[Supplied data]:
★ ★ ★ ★

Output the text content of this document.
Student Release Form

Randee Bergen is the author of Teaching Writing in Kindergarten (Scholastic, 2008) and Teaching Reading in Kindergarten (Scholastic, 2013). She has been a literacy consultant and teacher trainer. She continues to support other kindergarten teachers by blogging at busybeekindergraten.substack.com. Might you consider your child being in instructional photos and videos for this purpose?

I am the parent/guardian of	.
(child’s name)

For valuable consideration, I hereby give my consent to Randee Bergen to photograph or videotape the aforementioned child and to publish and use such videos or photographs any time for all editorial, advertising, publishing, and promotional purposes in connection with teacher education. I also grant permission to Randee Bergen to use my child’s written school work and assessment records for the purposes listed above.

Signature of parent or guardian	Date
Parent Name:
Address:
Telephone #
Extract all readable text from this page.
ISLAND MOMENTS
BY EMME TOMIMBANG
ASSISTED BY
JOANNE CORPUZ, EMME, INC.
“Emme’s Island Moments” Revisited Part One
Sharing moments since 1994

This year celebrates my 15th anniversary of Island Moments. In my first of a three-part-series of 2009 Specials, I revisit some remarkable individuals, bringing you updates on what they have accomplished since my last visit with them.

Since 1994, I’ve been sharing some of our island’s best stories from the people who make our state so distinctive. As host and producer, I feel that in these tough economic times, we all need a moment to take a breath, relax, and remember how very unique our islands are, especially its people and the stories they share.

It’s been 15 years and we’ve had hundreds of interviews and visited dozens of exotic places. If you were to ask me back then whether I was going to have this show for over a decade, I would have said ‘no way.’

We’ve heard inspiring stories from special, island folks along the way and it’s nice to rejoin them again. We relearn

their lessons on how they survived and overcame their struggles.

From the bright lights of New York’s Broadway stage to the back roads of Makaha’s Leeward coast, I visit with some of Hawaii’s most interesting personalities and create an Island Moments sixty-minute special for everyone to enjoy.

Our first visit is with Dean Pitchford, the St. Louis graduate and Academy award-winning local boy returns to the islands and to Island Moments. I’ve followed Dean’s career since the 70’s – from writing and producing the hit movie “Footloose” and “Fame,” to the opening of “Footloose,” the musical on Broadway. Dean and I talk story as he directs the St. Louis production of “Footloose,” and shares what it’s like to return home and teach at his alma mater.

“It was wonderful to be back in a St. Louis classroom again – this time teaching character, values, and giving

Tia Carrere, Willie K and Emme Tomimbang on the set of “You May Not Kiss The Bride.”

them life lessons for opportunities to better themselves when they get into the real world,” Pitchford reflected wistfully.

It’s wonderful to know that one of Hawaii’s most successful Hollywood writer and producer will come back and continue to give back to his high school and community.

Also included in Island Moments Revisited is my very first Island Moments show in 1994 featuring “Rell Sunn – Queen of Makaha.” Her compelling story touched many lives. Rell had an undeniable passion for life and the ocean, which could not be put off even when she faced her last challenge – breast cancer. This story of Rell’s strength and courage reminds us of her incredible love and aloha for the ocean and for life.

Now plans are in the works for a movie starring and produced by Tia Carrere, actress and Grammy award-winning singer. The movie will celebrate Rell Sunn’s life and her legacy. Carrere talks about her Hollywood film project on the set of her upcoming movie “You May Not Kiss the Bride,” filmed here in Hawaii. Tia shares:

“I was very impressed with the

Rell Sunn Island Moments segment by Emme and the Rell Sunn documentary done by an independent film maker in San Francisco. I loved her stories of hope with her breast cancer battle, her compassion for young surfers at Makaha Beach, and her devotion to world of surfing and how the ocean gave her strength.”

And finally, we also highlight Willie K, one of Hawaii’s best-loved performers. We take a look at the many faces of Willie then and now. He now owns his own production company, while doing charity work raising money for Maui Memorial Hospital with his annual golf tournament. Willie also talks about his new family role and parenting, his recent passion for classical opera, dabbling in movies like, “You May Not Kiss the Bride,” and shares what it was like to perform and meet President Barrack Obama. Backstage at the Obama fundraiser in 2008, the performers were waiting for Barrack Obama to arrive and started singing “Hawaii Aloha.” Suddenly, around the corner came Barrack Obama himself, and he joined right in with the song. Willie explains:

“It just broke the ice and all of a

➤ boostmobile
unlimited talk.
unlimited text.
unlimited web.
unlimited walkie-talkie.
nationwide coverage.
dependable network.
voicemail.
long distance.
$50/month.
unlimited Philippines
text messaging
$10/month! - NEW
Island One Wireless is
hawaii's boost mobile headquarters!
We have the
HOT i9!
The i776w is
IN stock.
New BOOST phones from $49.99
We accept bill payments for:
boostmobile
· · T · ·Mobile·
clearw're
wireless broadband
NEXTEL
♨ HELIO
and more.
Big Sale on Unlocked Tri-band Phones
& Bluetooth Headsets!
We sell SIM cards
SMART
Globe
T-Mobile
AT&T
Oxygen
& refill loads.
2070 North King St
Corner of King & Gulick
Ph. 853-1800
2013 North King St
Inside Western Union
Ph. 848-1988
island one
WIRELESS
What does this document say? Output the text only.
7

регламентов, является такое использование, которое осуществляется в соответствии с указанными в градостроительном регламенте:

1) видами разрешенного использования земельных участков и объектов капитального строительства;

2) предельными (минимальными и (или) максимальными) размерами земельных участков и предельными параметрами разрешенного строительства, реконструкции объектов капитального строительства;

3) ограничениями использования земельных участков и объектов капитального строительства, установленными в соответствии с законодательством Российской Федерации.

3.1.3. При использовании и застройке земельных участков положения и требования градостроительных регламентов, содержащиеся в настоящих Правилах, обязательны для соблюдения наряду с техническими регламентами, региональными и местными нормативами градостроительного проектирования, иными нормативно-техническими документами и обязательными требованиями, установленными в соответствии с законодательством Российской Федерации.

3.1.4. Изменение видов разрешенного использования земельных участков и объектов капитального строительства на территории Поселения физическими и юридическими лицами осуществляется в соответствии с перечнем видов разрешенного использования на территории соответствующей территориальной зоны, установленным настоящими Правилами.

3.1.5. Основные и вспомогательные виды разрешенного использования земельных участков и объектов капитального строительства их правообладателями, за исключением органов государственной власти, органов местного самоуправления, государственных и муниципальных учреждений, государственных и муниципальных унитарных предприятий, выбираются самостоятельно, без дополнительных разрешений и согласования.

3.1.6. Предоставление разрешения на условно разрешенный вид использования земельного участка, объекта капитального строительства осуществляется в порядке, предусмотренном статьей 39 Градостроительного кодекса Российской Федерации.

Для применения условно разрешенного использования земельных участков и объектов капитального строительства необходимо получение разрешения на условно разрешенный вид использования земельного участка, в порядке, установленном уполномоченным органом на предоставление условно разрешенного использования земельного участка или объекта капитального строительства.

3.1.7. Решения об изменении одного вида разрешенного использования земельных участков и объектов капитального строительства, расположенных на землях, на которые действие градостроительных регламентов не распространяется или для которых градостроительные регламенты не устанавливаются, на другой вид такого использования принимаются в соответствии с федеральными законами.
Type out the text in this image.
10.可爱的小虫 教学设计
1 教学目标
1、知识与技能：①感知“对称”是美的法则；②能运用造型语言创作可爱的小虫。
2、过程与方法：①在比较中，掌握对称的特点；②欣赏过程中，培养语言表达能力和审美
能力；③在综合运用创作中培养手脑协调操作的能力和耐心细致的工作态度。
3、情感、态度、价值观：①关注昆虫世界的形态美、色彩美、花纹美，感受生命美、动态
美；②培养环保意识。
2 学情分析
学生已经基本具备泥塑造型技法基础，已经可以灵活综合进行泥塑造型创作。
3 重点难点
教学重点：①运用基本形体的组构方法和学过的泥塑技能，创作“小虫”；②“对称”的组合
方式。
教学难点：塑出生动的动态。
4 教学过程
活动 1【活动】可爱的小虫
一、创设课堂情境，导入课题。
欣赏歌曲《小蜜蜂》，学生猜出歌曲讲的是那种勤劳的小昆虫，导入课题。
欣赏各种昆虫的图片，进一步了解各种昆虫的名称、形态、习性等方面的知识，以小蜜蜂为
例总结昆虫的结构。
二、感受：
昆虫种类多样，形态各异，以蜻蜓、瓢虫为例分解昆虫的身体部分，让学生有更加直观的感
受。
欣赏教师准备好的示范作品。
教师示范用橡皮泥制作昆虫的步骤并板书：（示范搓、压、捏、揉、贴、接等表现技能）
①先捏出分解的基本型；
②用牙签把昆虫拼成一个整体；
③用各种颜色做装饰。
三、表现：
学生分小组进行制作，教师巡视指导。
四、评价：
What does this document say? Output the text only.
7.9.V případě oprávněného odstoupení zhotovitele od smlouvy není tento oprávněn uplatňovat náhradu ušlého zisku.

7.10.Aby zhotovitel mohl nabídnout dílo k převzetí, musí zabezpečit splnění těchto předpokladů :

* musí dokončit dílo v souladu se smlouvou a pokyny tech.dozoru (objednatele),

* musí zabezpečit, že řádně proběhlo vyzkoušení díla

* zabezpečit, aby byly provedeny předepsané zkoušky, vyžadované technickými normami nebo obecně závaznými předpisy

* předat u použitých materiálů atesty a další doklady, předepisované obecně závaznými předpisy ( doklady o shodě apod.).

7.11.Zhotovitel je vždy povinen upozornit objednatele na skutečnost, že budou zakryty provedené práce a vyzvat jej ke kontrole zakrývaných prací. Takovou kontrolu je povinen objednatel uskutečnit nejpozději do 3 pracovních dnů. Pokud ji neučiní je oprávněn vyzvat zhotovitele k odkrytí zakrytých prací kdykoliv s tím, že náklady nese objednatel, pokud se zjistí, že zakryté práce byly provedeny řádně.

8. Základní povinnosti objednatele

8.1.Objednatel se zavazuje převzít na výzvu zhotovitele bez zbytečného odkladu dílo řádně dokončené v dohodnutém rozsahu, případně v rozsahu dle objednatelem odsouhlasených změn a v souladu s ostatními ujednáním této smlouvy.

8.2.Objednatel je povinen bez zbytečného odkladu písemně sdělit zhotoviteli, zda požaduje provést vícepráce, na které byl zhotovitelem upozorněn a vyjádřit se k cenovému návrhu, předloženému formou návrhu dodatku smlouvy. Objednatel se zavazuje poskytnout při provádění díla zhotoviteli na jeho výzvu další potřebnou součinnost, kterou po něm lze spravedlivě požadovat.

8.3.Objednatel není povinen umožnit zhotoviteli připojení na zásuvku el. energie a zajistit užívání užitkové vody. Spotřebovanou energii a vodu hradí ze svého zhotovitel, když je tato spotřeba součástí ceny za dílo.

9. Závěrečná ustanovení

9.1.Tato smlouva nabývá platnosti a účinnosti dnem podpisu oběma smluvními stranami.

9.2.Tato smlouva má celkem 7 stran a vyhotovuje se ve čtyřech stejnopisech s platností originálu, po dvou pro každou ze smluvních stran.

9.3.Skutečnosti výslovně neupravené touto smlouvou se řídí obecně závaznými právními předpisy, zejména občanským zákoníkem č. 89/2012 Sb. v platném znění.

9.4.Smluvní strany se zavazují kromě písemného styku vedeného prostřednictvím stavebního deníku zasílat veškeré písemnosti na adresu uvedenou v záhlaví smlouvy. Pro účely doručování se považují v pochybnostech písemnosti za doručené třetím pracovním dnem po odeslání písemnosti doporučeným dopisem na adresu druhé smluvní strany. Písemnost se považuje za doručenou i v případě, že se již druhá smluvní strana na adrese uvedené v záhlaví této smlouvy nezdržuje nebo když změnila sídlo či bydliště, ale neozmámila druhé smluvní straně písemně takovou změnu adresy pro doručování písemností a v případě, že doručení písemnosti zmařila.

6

★ ★ ★ ★

[Set task]: Say how many lines in this material hold "again", and say nothing else.

[Exercise solution]: 2